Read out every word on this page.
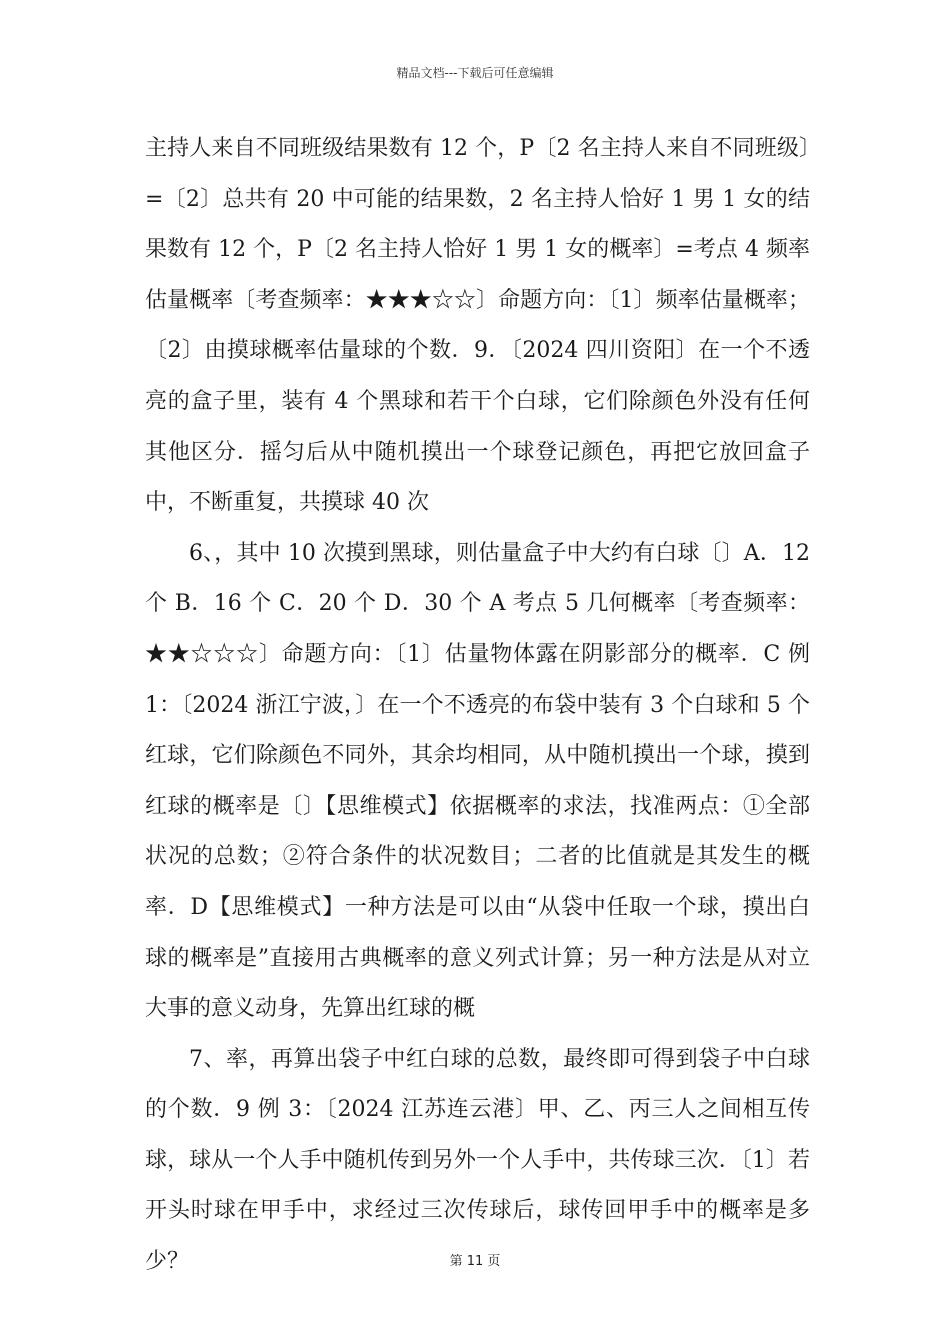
精品文档---下载后可任意编辑

主持人来自不同班级结果数有 12 个，P〔2 名主持人来自不同班级〕=〔2〕总共有 20 中可能的结果数，2 名主持人恰好 1 男 1 女的结果数有 12 个，P〔2 名主持人恰好 1 男 1 女的概率〕=考点 4 频率估量概率〔考查频率：★★★☆☆〕命题方向：〔1〕频率估量概率；〔2〕由摸球概率估量球的个数．9．〔2024 四川资阳〕在一个不透亮的盒子里，装有 4 个黑球和若干个白球，它们除颜色外没有任何其他区分．摇匀后从中随机摸出一个球登记颜色，再把它放回盒子中，不断重复，共摸球 40 次

6、，其中 10 次摸到黑球，则估量盒子中大约有白球〔〕A．12 个 B．16 个 C．20 个 D．30 个 A 考点 5 几何概率〔考查频率：★★☆☆☆〕命题方向：〔1〕估量物体露在阴影部分的概率．C 例 1：〔2024 浙江宁波，〕在一个不透亮的布袋中装有 3 个白球和 5 个红球，它们除颜色不同外，其余均相同，从中随机摸出一个球，摸到红球的概率是〔〕【思维模式】依据概率的求法，找准两点：①全部状况的总数；②符合条件的状况数目；二者的比值就是其发生的概率．D【思维模式】一种方法是可以由“从袋中任取一个球，摸出白球的概率是”直接用古典概率的意义列式计算；另一种方法是从对立大事的意义动身，先算出红球的概

7、率，再算出袋子中红白球的总数，最终即可得到袋子中白球的个数．9 例 3：〔2024 江苏连云港〕甲、乙、丙三人之间相互传球，球从一个人手中随机传到另外一个人手中，共传球三次．〔1〕若开头时球在甲手中，求经过三次传球后，球传回甲手中的概率是多少？	第 11 页
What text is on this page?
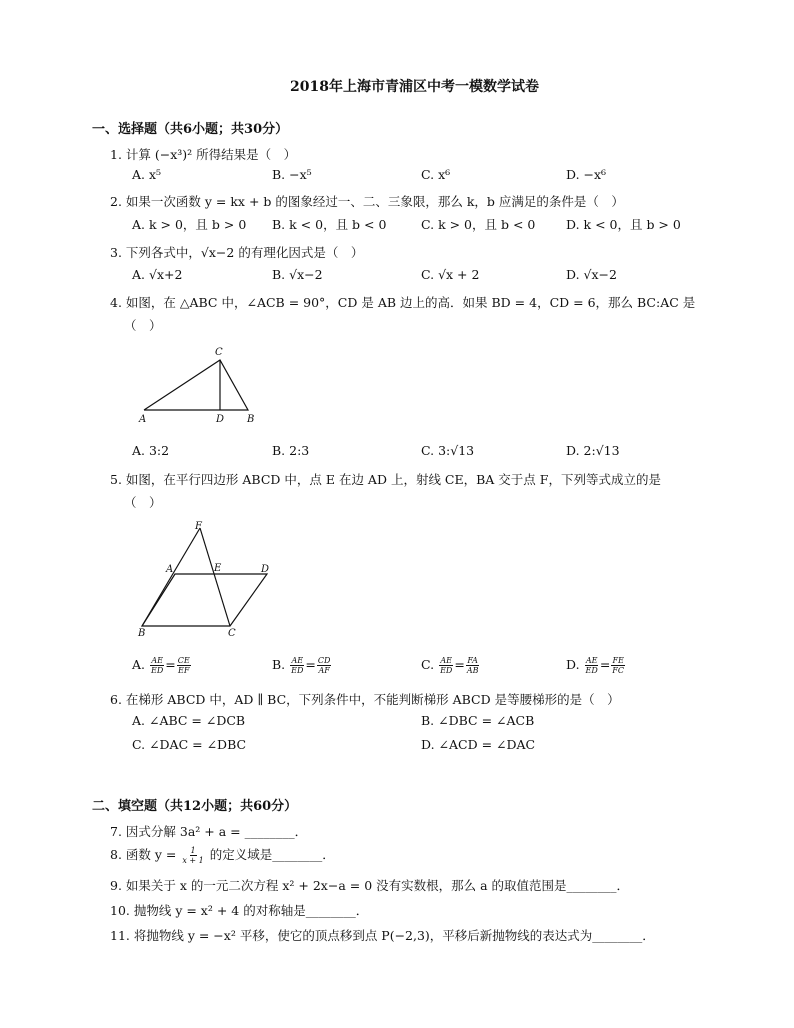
2018年上海市青浦区中考一模数学试卷
一、选择题（共6小题；共30分）
1. 计算 (−x³)² 所得结果是（　）
A. x⁵	B. −x⁵	C. x⁶	D. −x⁶
2. 如果一次函数 y = kx + b 的图象经过一、二、三象限，那么 k，b 应满足的条件是（　）
A. k > 0，且 b > 0 B. k < 0，且 b < 0	C. k > 0，且 b < 0 D. k < 0，且 b > 0
3. 下列各式中，√x−2 的有理化因式是（　）
A. √x+2	B. √x−2	C. √x + 2	D. √x−2
4. 如图，在 △ABC 中，∠ACB = 90°，CD 是 AB 边上的高．如果 BD = 4，CD = 6，那么 BC:AC 是
（　）
C
A	D B
A. 3:2	B. 2:3	C. 3:√13	D. 2:√13
5. 如图，在平行四边形 ABCD 中，点 E 在边 AD 上，射线 CE，BA 交于点 F，下列等式成立的是
（　）
F
A	E	D
B	C
A. $\frac{AE}{ED} = \frac{CE}{EF}$	B. $\frac{AE}{ED} = \frac{CD}{AF}$	C. $\frac{AE}{ED} = \frac{FA}{AB}$	D. $\frac{AE}{ED} = \frac{FE}{FC}$
6. 在梯形 ABCD 中，AD ∥ BC，下列条件中，不能判断梯形 ABCD 是等腰梯形的是（　）
A. ∠ABC = ∠DCB	B. ∠DBC = ∠ACB
C. ∠DAC = ∠DBC	D. ∠ACD = ∠DAC
二、填空题（共12小题；共60分）
7. 因式分解 3a² + a = ________．
8. 函数 $y = \frac{1}{x + 1}$ 的定义域是________．
9. 如果关于 x 的一元二次方程 x² + 2x−a = 0 没有实数根，那么 a 的取值范围是________．
10. 抛物线 y = x² + 4 的对称轴是________．
11. 将抛物线 y = −x² 平移，使它的顶点移到点 P(−2,3)，平移后新抛物线的表达式为________．
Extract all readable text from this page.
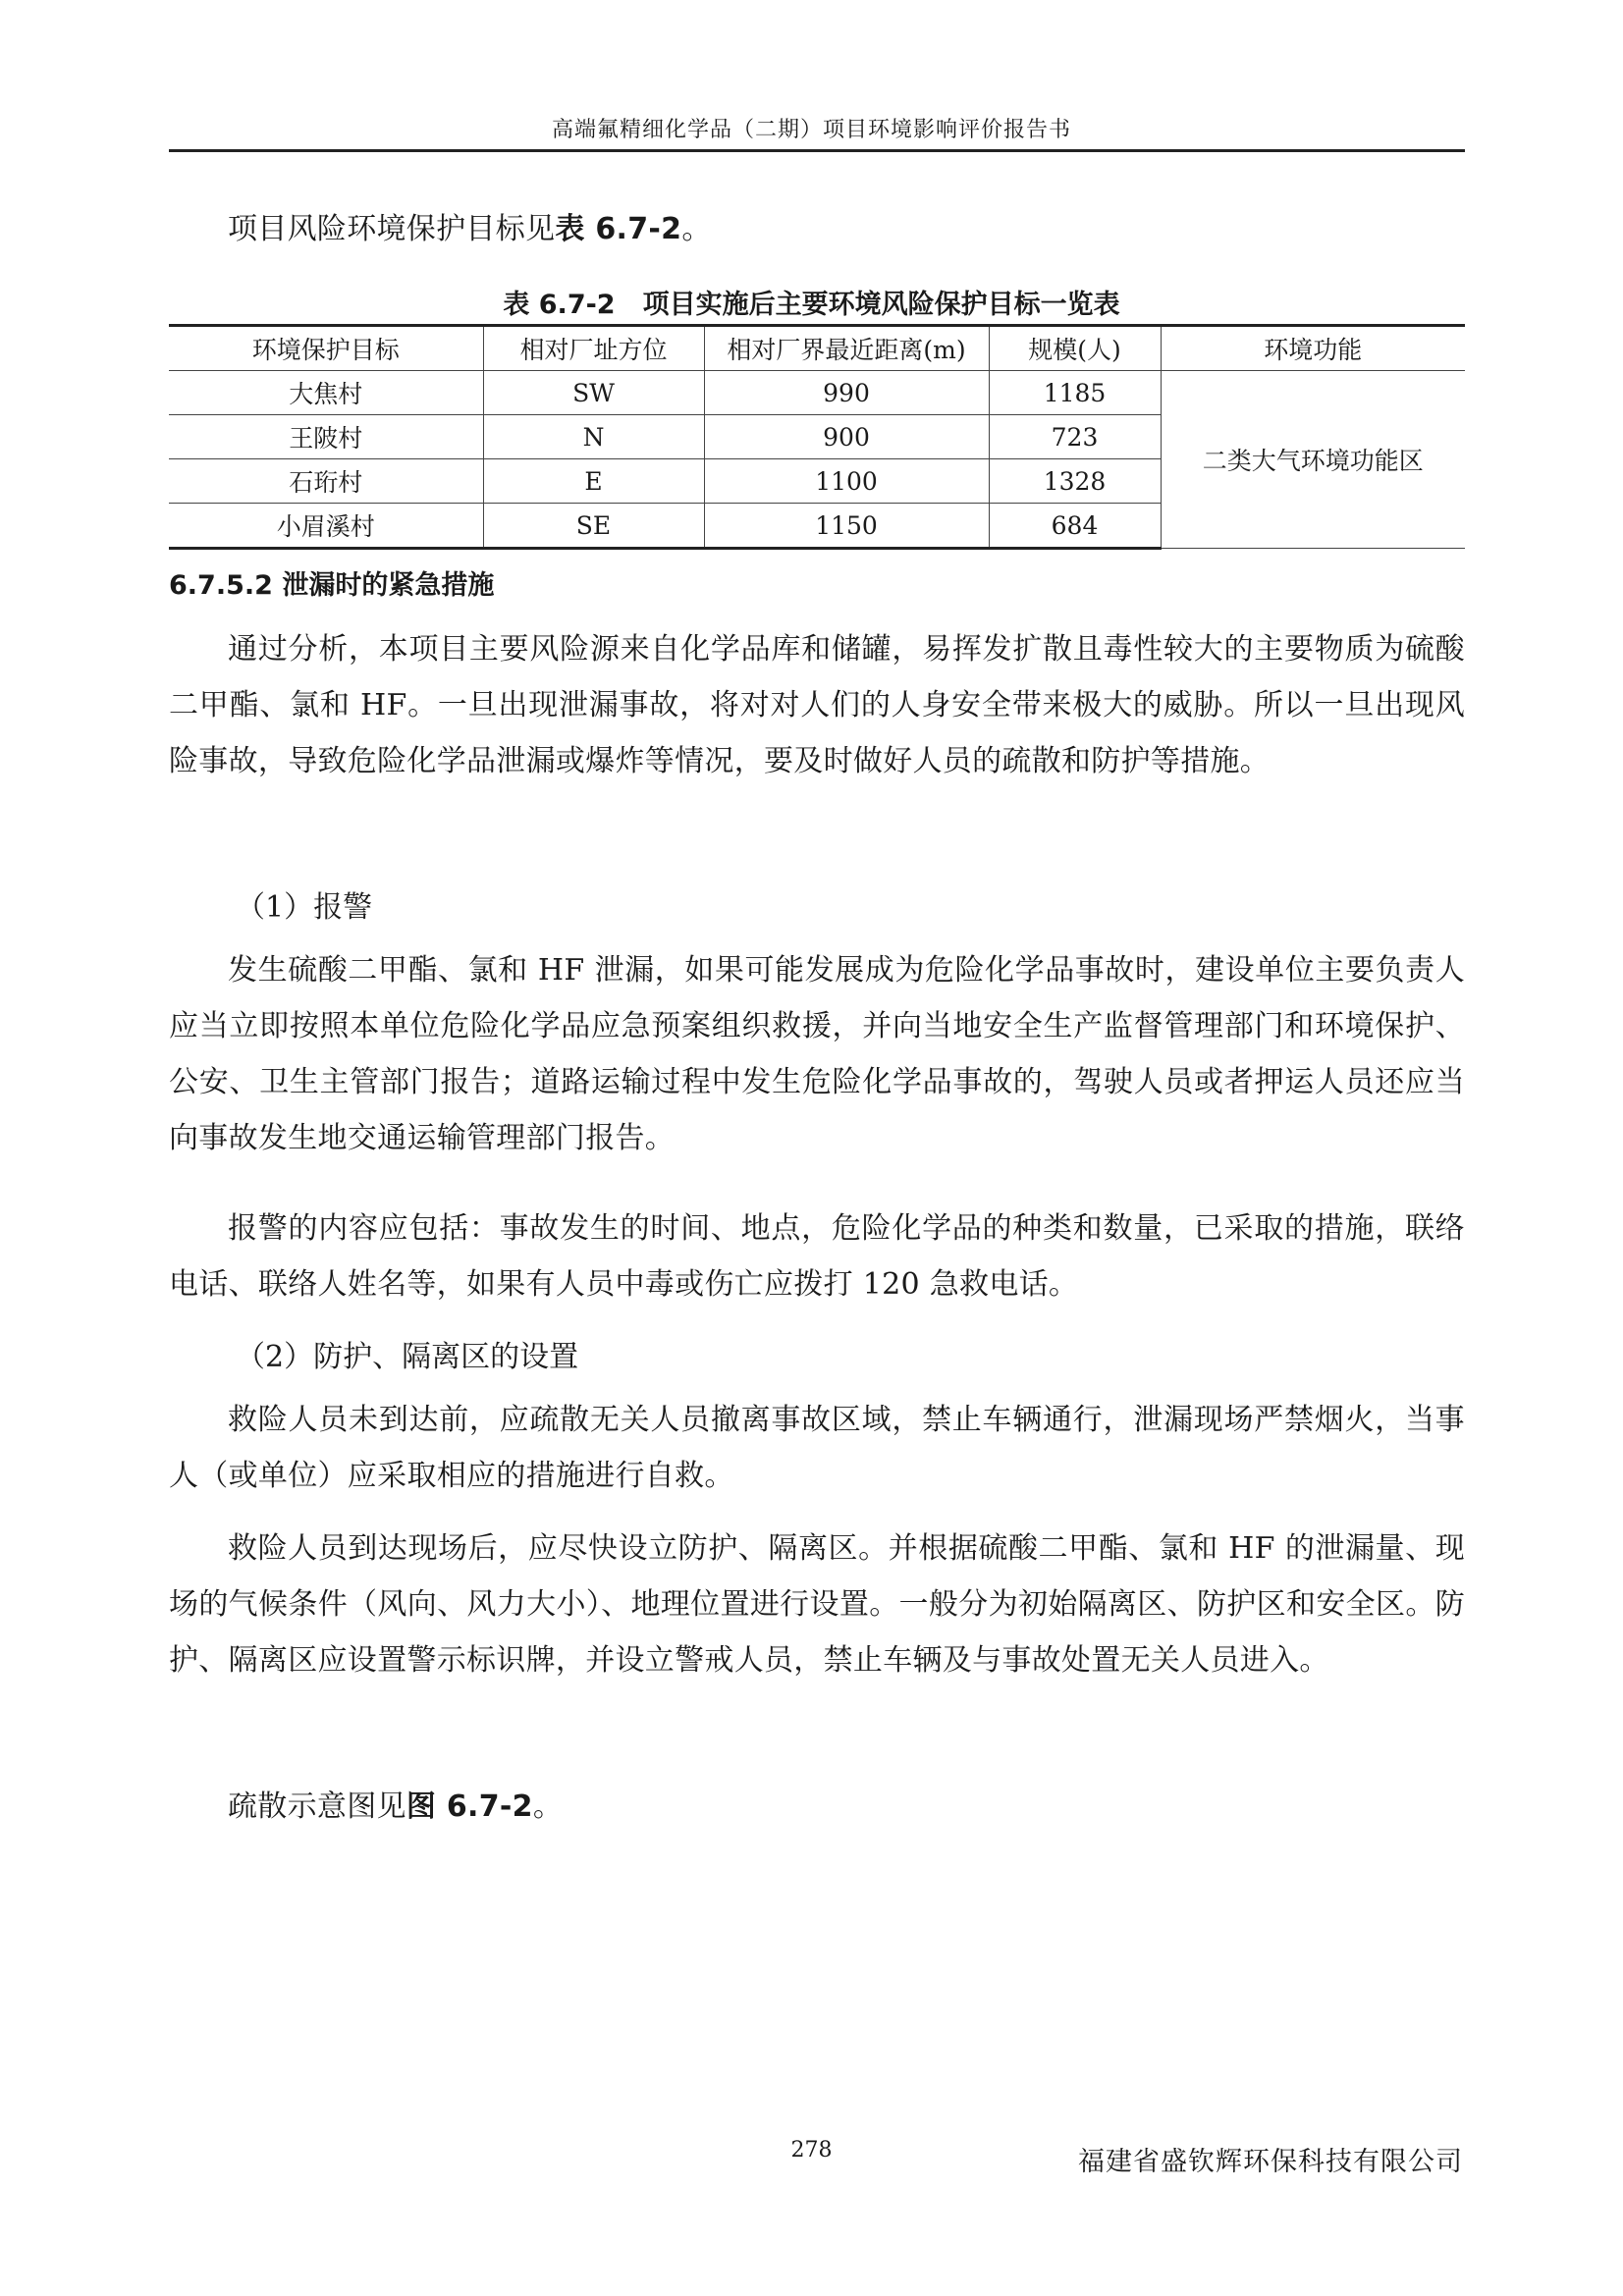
高端氟精细化学品（二期）项目环境影响评价报告书

项目风险环境保护目标见表 6.7-2。

表 6.7-2 项目实施后主要环境风险保护目标一览表
环境保护目标	相对厂址方位	相对厂界最近距离(m)	规模(人)	环境功能
大焦村	SW	990	1185	二类大气环境功能区
王陂村	N	900	723	
石珩村	E	1100	1328	
小眉溪村	SE	1150	684	
6.7.5.2 泄漏时的紧急措施

通过分析，本项目主要风险源来自化学品库和储罐，易挥发扩散且毒性较大的主要物质为硫酸二甲酯、氯和 HF。一旦出现泄漏事故，将对对人们的人身安全带来极大的威胁。所以一旦出现风险事故，导致危险化学品泄漏或爆炸等情况，要及时做好人员的疏散和防护等措施。

（1）报警

发生硫酸二甲酯、氯和 HF 泄漏，如果可能发展成为危险化学品事故时，建设单位主要负责人应当立即按照本单位危险化学品应急预案组织救援，并向当地安全生产监督管理部门和环境保护、公安、卫生主管部门报告；道路运输过程中发生危险化学品事故的，驾驶人员或者押运人员还应当向事故发生地交通运输管理部门报告。

报警的内容应包括：事故发生的时间、地点，危险化学品的种类和数量，已采取的措施，联络电话、联络人姓名等，如果有人员中毒或伤亡应拨打 120 急救电话。

（2）防护、隔离区的设置

救险人员未到达前，应疏散无关人员撤离事故区域，禁止车辆通行，泄漏现场严禁烟火，当事人（或单位）应采取相应的措施进行自救。

救险人员到达现场后，应尽快设立防护、隔离区。并根据硫酸二甲酯、氯和 HF 的泄漏量、现场的气候条件（风向、风力大小）、地理位置进行设置。一般分为初始隔离区、防护区和安全区。防护、隔离区应设置警示标识牌，并设立警戒人员，禁止车辆及与事故处置无关人员进入。

疏散示意图见图 6.7-2。

278	福建省盛钦辉环保科技有限公司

= = = = = = =

* _TO DO_
Transcribe the material as is, with images omitted.

* _THE OUTPUT_
Read out every word on this page.
精品文档---下载后可任意编辑

主持人来自不同班级结果数有 12 个，P〔2 名主持人来自不同班级〕=〔2〕总共有 20 中可能的结果数，2 名主持人恰好 1 男 1 女的结果数有 12 个，P〔2 名主持人恰好 1 男 1 女的概率〕=考点 4 频率估量概率〔考查频率：★★★☆☆〕命题方向：〔1〕频率估量概率；〔2〕由摸球概率估量球的个数．9．〔2024 四川资阳〕在一个不透亮的盒子里，装有 4 个黑球和若干个白球，它们除颜色外没有任何其他区分．摇匀后从中随机摸出一个球登记颜色，再把它放回盒子中，不断重复，共摸球 40 次

6、，其中 10 次摸到黑球，则估量盒子中大约有白球〔〕A．12 个 B．16 个 C．20 个 D．30 个 A 考点 5 几何概率〔考查频率：★★☆☆☆〕命题方向：〔1〕估量物体露在阴影部分的概率．C 例 1：〔2024 浙江宁波，〕在一个不透亮的布袋中装有 3 个白球和 5 个红球，它们除颜色不同外，其余均相同，从中随机摸出一个球，摸到红球的概率是〔〕【思维模式】依据概率的求法，找准两点：①全部状况的总数；②符合条件的状况数目；二者的比值就是其发生的概率．D【思维模式】一种方法是可以由“从袋中任取一个球，摸出白球的概率是”直接用古典概率的意义列式计算；另一种方法是从对立大事的意义动身，先算出红球的概

7、率，再算出袋子中红白球的总数，最终即可得到袋子中白球的个数．9 例 3：〔2024 江苏连云港〕甲、乙、丙三人之间相互传球，球从一个人手中随机传到另外一个人手中，共传球三次．〔1〕若开头时球在甲手中，求经过三次传球后，球传回甲手中的概率是多少？	第 11 页
What text is on this page?
2018年上海市青浦区中考一模数学试卷
一、选择题（共6小题；共30分）
1. 计算 (−x³)² 所得结果是（　）
A. x⁵	B. −x⁵	C. x⁶	D. −x⁶
2. 如果一次函数 y = kx + b 的图象经过一、二、三象限，那么 k，b 应满足的条件是（　）
A. k > 0，且 b > 0 B. k < 0，且 b < 0	C. k > 0，且 b < 0 D. k < 0，且 b > 0
3. 下列各式中，√x−2 的有理化因式是（　）
A. √x+2	B. √x−2	C. √x + 2	D. √x−2
4. 如图，在 △ABC 中，∠ACB = 90°，CD 是 AB 边上的高．如果 BD = 4，CD = 6，那么 BC:AC 是
（　）
C
A	D B
A. 3:2	B. 2:3	C. 3:√13	D. 2:√13
5. 如图，在平行四边形 ABCD 中，点 E 在边 AD 上，射线 CE，BA 交于点 F，下列等式成立的是
（　）
F
A	E	D
B	C
A. $\frac{AE}{ED} = \frac{CE}{EF}$	B. $\frac{AE}{ED} = \frac{CD}{AF}$	C. $\frac{AE}{ED} = \frac{FA}{AB}$	D. $\frac{AE}{ED} = \frac{FE}{FC}$
6. 在梯形 ABCD 中，AD ∥ BC，下列条件中，不能判断梯形 ABCD 是等腰梯形的是（　）
A. ∠ABC = ∠DCB	B. ∠DBC = ∠ACB
C. ∠DAC = ∠DBC	D. ∠ACD = ∠DAC
二、填空题（共12小题；共60分）
7. 因式分解 3a² + a = ________．
8. 函数 $y = \frac{1}{x + 1}$ 的定义域是________．
9. 如果关于 x 的一元二次方程 x² + 2x−a = 0 没有实数根，那么 a 的取值范围是________．
10. 抛物线 y = x² + 4 的对称轴是________．
11. 将抛物线 y = −x² 平移，使它的顶点移到点 P(−2,3)，平移后新抛物线的表达式为________．
Extract all readable text from this page.
高端氟精细化学品（二期）项目环境影响评价报告书

项目风险环境保护目标见表 6.7-2。

表 6.7-2 项目实施后主要环境风险保护目标一览表
环境保护目标	相对厂址方位	相对厂界最近距离(m)	规模(人)	环境功能
大焦村	SW	990	1185	二类大气环境功能区
王陂村	N	900	723	
石珩村	E	1100	1328	
小眉溪村	SE	1150	684	
6.7.5.2 泄漏时的紧急措施

通过分析，本项目主要风险源来自化学品库和储罐，易挥发扩散且毒性较大的主要物质为硫酸二甲酯、氯和 HF。一旦出现泄漏事故，将对对人们的人身安全带来极大的威胁。所以一旦出现风险事故，导致危险化学品泄漏或爆炸等情况，要及时做好人员的疏散和防护等措施。

（1）报警

发生硫酸二甲酯、氯和 HF 泄漏，如果可能发展成为危险化学品事故时，建设单位主要负责人应当立即按照本单位危险化学品应急预案组织救援，并向当地安全生产监督管理部门和环境保护、公安、卫生主管部门报告；道路运输过程中发生危险化学品事故的，驾驶人员或者押运人员还应当向事故发生地交通运输管理部门报告。

报警的内容应包括：事故发生的时间、地点，危险化学品的种类和数量，已采取的措施，联络电话、联络人姓名等，如果有人员中毒或伤亡应拨打 120 急救电话。

（2）防护、隔离区的设置

救险人员未到达前，应疏散无关人员撤离事故区域，禁止车辆通行，泄漏现场严禁烟火，当事人（或单位）应采取相应的措施进行自救。

救险人员到达现场后，应尽快设立防护、隔离区。并根据硫酸二甲酯、氯和 HF 的泄漏量、现场的气候条件（风向、风力大小）、地理位置进行设置。一般分为初始隔离区、防护区和安全区。防护、隔离区应设置警示标识牌，并设立警戒人员，禁止车辆及与事故处置无关人员进入。

疏散示意图见图 6.7-2。

278	福建省盛钦辉环保科技有限公司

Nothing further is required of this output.